EXTRACTED RECORDS >>
=======

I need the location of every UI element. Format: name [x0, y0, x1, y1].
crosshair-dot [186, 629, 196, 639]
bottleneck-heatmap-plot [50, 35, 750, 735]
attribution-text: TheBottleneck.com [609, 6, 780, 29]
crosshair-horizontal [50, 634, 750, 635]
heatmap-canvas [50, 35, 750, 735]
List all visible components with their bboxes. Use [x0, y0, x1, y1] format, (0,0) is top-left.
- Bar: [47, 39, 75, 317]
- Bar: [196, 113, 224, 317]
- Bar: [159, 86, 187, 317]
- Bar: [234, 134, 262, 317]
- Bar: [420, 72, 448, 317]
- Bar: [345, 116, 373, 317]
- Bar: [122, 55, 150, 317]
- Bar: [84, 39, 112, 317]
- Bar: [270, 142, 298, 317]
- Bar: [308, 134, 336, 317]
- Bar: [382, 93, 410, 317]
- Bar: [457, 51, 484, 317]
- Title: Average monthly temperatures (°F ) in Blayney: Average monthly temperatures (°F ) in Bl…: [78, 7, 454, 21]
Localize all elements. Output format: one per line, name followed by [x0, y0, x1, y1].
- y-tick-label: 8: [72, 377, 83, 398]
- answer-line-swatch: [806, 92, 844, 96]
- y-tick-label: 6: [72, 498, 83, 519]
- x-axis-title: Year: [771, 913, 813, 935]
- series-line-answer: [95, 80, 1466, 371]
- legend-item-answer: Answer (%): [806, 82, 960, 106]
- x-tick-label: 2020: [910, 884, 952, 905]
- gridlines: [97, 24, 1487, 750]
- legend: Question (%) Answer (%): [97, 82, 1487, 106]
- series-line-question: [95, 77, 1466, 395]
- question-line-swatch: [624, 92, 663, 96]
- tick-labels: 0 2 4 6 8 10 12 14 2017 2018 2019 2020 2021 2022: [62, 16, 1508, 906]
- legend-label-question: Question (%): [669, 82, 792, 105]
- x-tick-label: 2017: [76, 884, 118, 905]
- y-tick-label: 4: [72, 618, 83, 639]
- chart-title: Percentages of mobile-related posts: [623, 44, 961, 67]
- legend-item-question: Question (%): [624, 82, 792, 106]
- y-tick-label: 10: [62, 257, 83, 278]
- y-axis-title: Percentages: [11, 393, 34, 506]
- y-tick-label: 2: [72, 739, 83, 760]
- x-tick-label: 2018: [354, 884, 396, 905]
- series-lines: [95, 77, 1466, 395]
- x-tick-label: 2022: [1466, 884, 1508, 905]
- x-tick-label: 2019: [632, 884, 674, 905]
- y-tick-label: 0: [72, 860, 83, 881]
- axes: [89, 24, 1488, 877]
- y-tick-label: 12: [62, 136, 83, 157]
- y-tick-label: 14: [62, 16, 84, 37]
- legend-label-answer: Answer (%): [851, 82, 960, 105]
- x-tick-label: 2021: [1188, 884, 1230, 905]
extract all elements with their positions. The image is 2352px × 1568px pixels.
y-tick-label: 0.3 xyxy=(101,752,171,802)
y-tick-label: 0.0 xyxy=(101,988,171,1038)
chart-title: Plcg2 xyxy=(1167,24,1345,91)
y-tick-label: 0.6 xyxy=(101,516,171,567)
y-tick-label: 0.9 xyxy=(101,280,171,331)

=======

DO THIS >>
Collect every line in the material above that contains the string "xyxy".

RESPONSE TO THIS TASK >>
y-tick-label: 0.3 xyxy=(101,752,171,802)
y-tick-label: 0.0 xyxy=(101,988,171,1038)
chart-title: Plcg2 xyxy=(1167,24,1345,91)
y-tick-label: 0.6 xyxy=(101,516,171,567)
y-tick-label: 0.9 xyxy=(101,280,171,331)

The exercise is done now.